* Start *

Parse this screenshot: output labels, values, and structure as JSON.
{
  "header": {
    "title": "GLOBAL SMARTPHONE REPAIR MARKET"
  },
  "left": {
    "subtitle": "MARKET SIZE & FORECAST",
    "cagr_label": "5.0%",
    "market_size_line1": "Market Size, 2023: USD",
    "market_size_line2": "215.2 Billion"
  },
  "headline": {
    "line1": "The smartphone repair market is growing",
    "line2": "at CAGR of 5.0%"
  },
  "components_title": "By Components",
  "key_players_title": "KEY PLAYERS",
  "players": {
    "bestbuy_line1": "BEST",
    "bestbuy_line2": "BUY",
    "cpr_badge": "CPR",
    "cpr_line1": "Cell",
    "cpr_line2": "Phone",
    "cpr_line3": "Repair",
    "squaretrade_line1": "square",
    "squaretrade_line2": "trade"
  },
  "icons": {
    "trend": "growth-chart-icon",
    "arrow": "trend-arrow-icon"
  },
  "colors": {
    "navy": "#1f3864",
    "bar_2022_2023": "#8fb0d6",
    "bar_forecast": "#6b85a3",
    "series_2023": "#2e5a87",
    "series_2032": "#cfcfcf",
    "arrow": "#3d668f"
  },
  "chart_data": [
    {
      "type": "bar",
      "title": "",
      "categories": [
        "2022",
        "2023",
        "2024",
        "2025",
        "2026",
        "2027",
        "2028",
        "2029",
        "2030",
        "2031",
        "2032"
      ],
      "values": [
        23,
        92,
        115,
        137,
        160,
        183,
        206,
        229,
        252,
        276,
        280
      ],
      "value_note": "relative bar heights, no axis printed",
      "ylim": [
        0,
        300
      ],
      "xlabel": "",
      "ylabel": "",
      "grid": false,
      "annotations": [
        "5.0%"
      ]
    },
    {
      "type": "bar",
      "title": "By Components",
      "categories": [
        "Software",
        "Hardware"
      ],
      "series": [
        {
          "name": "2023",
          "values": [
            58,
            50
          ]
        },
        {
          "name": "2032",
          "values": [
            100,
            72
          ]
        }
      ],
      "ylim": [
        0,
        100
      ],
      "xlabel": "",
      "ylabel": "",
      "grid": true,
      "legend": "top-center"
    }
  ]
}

* End *

[Problem details]
Print the listing above in full, exactly as it is.

[Written reply]
Parse this screenshot: output labels, values, and structure as JSON.
{
  "header": {
    "title": "GLOBAL SMARTPHONE REPAIR MARKET"
  },
  "left": {
    "subtitle": "MARKET SIZE & FORECAST",
    "cagr_label": "5.0%",
    "market_size_line1": "Market Size, 2023: USD",
    "market_size_line2": "215.2 Billion"
  },
  "headline": {
    "line1": "The smartphone repair market is growing",
    "line2": "at CAGR of 5.0%"
  },
  "components_title": "By Components",
  "key_players_title": "KEY PLAYERS",
  "players": {
    "bestbuy_line1": "BEST",
    "bestbuy_line2": "BUY",
    "cpr_badge": "CPR",
    "cpr_line1": "Cell",
    "cpr_line2": "Phone",
    "cpr_line3": "Repair",
    "squaretrade_line1": "square",
    "squaretrade_line2": "trade"
  },
  "icons": {
    "trend": "growth-chart-icon",
    "arrow": "trend-arrow-icon"
  },
  "colors": {
    "navy": "#1f3864",
    "bar_2022_2023": "#8fb0d6",
    "bar_forecast": "#6b85a3",
    "series_2023": "#2e5a87",
    "series_2032": "#cfcfcf",
    "arrow": "#3d668f"
  },
  "chart_data": [
    {
      "type": "bar",
      "title": "",
      "categories": [
        "2022",
        "2023",
        "2024",
        "2025",
        "2026",
        "2027",
        "2028",
        "2029",
        "2030",
        "2031",
        "2032"
      ],
      "values": [
        23,
        92,
        115,
        137,
        160,
        183,
        206,
        229,
        252,
        276,
        280
      ],
      "value_note": "relative bar heights, no axis printed",
      "ylim": [
        0,
        300
      ],
      "xlabel": "",
      "ylabel": "",
      "grid": false,
      "annotations": [
        "5.0%"
      ]
    },
    {
      "type": "bar",
      "title": "By Components",
      "categories": [
        "Software",
        "Hardware"
      ],
      "series": [
        {
          "name": "2023",
          "values": [
            58,
            50
          ]
        },
        {
          "name": "2032",
          "values": [
            100,
            72
          ]
        }
      ],
      "ylim": [
        0,
        100
      ],
      "xlabel": "",
      "ylabel": "",
      "grid": true,
      "legend": "top-center"
    }
  ]
}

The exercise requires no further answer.